- **SHORT TASK**: Count the lines in the data below where the string "positions" occurs, please, and give the number alone.

Items from a dataset:
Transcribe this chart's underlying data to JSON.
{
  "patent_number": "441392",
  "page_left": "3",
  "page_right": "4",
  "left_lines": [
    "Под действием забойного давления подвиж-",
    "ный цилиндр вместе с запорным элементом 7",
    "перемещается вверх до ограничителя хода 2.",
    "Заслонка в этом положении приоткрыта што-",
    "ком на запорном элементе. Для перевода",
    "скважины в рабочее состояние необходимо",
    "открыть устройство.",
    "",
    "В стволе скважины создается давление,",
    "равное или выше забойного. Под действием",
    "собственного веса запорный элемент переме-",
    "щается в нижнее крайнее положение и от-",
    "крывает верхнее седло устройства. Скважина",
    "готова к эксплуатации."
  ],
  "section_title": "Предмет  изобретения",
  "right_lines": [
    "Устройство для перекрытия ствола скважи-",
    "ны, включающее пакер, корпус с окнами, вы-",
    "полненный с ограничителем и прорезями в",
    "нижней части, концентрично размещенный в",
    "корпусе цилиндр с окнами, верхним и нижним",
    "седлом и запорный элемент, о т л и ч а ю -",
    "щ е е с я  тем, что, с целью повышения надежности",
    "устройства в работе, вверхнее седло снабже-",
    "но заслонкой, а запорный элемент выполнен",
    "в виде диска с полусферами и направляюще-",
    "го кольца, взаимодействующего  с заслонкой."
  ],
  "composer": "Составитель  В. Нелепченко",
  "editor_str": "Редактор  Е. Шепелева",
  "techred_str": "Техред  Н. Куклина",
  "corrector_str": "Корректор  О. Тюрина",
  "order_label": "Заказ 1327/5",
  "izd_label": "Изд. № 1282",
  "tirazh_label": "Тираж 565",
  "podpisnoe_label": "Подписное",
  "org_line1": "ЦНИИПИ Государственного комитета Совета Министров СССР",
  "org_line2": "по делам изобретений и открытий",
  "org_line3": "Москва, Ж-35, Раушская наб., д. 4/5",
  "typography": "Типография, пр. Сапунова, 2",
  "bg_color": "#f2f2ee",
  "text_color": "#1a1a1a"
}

==

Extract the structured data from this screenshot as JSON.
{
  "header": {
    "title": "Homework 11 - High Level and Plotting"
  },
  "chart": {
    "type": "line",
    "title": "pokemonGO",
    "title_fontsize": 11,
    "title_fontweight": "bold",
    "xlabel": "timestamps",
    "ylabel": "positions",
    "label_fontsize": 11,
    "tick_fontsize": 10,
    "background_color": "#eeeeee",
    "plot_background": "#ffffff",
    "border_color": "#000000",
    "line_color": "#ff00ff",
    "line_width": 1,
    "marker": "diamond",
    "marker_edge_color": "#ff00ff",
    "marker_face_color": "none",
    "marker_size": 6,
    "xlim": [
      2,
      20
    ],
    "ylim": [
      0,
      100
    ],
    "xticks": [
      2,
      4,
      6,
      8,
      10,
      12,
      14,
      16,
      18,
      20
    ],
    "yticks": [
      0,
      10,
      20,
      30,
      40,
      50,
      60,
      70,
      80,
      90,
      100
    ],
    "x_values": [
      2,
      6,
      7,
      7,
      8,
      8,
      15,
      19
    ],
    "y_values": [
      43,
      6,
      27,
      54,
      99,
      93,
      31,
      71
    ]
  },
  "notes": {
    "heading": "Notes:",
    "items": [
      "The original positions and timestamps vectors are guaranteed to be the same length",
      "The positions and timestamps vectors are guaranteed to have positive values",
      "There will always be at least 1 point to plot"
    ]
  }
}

* * *

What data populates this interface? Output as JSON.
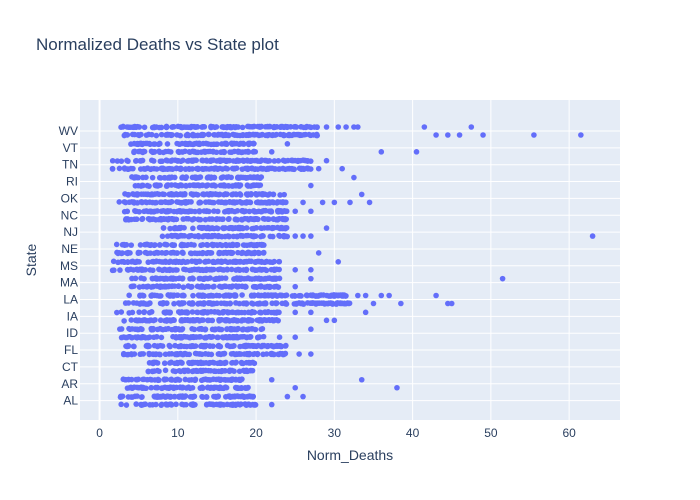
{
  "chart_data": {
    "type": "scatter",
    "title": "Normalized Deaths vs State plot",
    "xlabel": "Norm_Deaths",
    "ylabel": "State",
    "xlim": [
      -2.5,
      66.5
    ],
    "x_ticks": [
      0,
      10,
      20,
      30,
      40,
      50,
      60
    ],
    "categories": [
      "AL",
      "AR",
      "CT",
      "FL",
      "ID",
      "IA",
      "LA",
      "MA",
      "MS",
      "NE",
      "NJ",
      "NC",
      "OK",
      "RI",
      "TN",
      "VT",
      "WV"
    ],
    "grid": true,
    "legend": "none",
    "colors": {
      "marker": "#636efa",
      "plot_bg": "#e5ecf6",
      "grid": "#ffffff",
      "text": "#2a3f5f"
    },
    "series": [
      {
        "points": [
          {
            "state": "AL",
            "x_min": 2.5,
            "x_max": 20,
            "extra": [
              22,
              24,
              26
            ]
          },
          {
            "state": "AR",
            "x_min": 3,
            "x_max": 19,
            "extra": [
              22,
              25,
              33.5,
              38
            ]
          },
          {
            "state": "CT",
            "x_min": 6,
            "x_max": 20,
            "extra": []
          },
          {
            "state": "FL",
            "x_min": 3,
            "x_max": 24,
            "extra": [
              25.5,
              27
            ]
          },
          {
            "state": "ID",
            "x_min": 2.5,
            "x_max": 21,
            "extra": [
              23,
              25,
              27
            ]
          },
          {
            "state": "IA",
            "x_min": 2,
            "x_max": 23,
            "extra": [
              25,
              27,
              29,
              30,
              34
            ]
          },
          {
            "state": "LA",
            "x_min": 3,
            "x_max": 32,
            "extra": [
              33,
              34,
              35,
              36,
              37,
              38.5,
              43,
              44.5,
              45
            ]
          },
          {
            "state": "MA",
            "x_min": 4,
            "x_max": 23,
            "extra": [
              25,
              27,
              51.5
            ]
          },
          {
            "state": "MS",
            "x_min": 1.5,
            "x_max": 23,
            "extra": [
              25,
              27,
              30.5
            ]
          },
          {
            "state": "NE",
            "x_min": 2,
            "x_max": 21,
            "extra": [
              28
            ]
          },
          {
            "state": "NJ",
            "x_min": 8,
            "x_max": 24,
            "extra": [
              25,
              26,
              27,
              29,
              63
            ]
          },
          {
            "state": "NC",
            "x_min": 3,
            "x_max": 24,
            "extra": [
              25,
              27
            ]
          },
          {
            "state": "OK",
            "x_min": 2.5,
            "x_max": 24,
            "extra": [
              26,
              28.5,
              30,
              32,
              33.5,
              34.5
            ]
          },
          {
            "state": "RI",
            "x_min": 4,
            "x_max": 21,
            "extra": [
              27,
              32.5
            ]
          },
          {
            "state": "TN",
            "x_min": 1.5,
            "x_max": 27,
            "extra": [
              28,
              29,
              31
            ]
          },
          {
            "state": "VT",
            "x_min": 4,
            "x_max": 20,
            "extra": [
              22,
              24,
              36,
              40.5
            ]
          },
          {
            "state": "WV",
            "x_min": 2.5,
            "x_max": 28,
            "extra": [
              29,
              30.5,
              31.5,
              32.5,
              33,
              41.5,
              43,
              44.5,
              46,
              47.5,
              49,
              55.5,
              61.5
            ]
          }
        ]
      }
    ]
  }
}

- **THE RESPONSE**: 3